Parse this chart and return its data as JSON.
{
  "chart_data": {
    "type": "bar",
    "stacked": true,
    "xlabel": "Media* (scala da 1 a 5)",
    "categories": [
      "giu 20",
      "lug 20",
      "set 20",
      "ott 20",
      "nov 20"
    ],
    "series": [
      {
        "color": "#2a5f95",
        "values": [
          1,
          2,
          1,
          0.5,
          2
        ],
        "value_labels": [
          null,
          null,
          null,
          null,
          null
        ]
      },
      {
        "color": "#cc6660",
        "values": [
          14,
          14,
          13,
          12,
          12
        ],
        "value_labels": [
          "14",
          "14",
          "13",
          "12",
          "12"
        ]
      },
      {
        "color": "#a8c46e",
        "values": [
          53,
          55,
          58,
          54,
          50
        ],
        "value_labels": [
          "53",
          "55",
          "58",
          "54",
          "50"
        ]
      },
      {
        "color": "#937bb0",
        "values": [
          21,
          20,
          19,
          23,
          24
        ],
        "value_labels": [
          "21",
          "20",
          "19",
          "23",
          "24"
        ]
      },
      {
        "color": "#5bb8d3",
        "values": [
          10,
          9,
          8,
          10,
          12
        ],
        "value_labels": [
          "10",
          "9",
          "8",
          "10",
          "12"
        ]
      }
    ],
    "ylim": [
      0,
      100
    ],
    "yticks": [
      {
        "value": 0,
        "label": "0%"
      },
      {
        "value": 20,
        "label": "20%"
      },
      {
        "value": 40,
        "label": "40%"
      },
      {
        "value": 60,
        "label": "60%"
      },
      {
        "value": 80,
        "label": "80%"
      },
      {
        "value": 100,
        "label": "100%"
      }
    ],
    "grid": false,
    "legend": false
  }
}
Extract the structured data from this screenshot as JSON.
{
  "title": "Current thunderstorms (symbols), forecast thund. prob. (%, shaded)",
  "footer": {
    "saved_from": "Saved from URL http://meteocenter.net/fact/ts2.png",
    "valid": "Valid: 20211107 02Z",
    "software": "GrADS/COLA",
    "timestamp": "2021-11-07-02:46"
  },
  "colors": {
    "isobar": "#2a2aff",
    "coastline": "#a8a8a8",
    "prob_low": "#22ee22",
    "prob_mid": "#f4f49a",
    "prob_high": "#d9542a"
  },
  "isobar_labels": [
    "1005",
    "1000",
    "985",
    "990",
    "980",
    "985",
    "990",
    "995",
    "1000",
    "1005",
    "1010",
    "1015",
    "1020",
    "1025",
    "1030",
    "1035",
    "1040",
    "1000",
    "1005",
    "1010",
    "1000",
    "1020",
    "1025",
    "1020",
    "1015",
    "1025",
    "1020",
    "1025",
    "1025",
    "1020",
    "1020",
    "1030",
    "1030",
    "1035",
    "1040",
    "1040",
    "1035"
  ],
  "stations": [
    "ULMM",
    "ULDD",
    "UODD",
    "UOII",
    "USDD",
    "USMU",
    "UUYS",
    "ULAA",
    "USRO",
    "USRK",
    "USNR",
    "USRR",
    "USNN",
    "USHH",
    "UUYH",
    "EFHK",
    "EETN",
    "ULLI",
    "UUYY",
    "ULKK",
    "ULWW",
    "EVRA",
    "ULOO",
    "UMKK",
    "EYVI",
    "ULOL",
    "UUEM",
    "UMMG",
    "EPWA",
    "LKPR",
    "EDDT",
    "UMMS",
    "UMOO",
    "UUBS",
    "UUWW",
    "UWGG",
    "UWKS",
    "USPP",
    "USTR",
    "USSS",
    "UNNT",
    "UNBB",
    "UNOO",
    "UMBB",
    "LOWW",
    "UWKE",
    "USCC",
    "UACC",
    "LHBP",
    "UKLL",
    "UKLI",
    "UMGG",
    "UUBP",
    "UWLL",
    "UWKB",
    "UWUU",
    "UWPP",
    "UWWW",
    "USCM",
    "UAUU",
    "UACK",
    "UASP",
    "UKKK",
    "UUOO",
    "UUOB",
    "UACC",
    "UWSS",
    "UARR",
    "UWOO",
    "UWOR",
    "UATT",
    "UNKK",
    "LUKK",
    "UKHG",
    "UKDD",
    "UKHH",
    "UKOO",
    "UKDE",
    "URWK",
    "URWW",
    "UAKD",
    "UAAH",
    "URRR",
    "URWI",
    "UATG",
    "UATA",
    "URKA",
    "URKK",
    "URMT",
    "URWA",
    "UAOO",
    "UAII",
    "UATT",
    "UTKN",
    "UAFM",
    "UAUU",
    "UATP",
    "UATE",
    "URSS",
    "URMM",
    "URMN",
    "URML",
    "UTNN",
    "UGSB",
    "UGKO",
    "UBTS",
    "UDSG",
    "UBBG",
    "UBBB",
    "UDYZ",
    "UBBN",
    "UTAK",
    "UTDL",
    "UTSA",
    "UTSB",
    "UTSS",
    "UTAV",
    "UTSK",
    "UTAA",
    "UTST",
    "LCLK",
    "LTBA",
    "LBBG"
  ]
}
########
WHAT YOU SHOULD DO:
Exact output of every entry is required.

RESULT OF THE TASK:
Parse this chart and return its data as JSON.
{
  "chart_data": {
    "type": "bar",
    "stacked": true,
    "xlabel": "Media* (scala da 1 a 5)",
    "categories": [
      "giu 20",
      "lug 20",
      "set 20",
      "ott 20",
      "nov 20"
    ],
    "series": [
      {
        "color": "#2a5f95",
        "values": [
          1,
          2,
          1,
          0.5,
          2
        ],
        "value_labels": [
          null,
          null,
          null,
          null,
          null
        ]
      },
      {
        "color": "#cc6660",
        "values": [
          14,
          14,
          13,
          12,
          12
        ],
        "value_labels": [
          "14",
          "14",
          "13",
          "12",
          "12"
        ]
      },
      {
        "color": "#a8c46e",
        "values": [
          53,
          55,
          58,
          54,
          50
        ],
        "value_labels": [
          "53",
          "55",
          "58",
          "54",
          "50"
        ]
      },
      {
        "color": "#937bb0",
        "values": [
          21,
          20,
          19,
          23,
          24
        ],
        "value_labels": [
          "21",
          "20",
          "19",
          "23",
          "24"
        ]
      },
      {
        "color": "#5bb8d3",
        "values": [
          10,
          9,
          8,
          10,
          12
        ],
        "value_labels": [
          "10",
          "9",
          "8",
          "10",
          "12"
        ]
      }
    ],
    "ylim": [
      0,
      100
    ],
    "yticks": [
      {
        "value": 0,
        "label": "0%"
      },
      {
        "value": 20,
        "label": "20%"
      },
      {
        "value": 40,
        "label": "40%"
      },
      {
        "value": 60,
        "label": "60%"
      },
      {
        "value": 80,
        "label": "80%"
      },
      {
        "value": 100,
        "label": "100%"
      }
    ],
    "grid": false,
    "legend": false
  }
}
Extract the structured data from this screenshot as JSON.
{
  "title": "Current thunderstorms (symbols), forecast thund. prob. (%, shaded)",
  "footer": {
    "saved_from": "Saved from URL http://meteocenter.net/fact/ts2.png",
    "valid": "Valid: 20211107 02Z",
    "software": "GrADS/COLA",
    "timestamp": "2021-11-07-02:46"
  },
  "colors": {
    "isobar": "#2a2aff",
    "coastline": "#a8a8a8",
    "prob_low": "#22ee22",
    "prob_mid": "#f4f49a",
    "prob_high": "#d9542a"
  },
  "isobar_labels": [
    "1005",
    "1000",
    "985",
    "990",
    "980",
    "985",
    "990",
    "995",
    "1000",
    "1005",
    "1010",
    "1015",
    "1020",
    "1025",
    "1030",
    "1035",
    "1040",
    "1000",
    "1005",
    "1010",
    "1000",
    "1020",
    "1025",
    "1020",
    "1015",
    "1025",
    "1020",
    "1025",
    "1025",
    "1020",
    "1020",
    "1030",
    "1030",
    "1035",
    "1040",
    "1040",
    "1035"
  ],
  "stations": [
    "ULMM",
    "ULDD",
    "UODD",
    "UOII",
    "USDD",
    "USMU",
    "UUYS",
    "ULAA",
    "USRO",
    "USRK",
    "USNR",
    "USRR",
    "USNN",
    "USHH",
    "UUYH",
    "EFHK",
    "EETN",
    "ULLI",
    "UUYY",
    "ULKK",
    "ULWW",
    "EVRA",
    "ULOO",
    "UMKK",
    "EYVI",
    "ULOL",
    "UUEM",
    "UMMG",
    "EPWA",
    "LKPR",
    "EDDT",
    "UMMS",
    "UMOO",
    "UUBS",
    "UUWW",
    "UWGG",
    "UWKS",
    "USPP",
    "USTR",
    "USSS",
    "UNNT",
    "UNBB",
    "UNOO",
    "UMBB",
    "LOWW",
    "UWKE",
    "USCC",
    "UACC",
    "LHBP",
    "UKLL",
    "UKLI",
    "UMGG",
    "UUBP",
    "UWLL",
    "UWKB",
    "UWUU",
    "UWPP",
    "UWWW",
    "USCM",
    "UAUU",
    "UACK",
    "UASP",
    "UKKK",
    "UUOO",
    "UUOB",
    "UACC",
    "UWSS",
    "UARR",
    "UWOO",
    "UWOR",
    "UATT",
    "UNKK",
    "LUKK",
    "UKHG",
    "UKDD",
    "UKHH",
    "UKOO",
    "UKDE",
    "URWK",
    "URWW",
    "UAKD",
    "UAAH",
    "URRR",
    "URWI",
    "UATG",
    "UATA",
    "URKA",
    "URKK",
    "URMT",
    "URWA",
    "UAOO",
    "UAII",
    "UATT",
    "UTKN",
    "UAFM",
    "UAUU",
    "UATP",
    "UATE",
    "URSS",
    "URMM",
    "URMN",
    "URML",
    "UTNN",
    "UGSB",
    "UGKO",
    "UBTS",
    "UDSG",
    "UBBG",
    "UBBB",
    "UDYZ",
    "UBBN",
    "UTAK",
    "UTDL",
    "UTSA",
    "UTSB",
    "UTSS",
    "UTAV",
    "UTSK",
    "UTAA",
    "UTST",
    "LCLK",
    "LTBA",
    "LBBG"
  ]
}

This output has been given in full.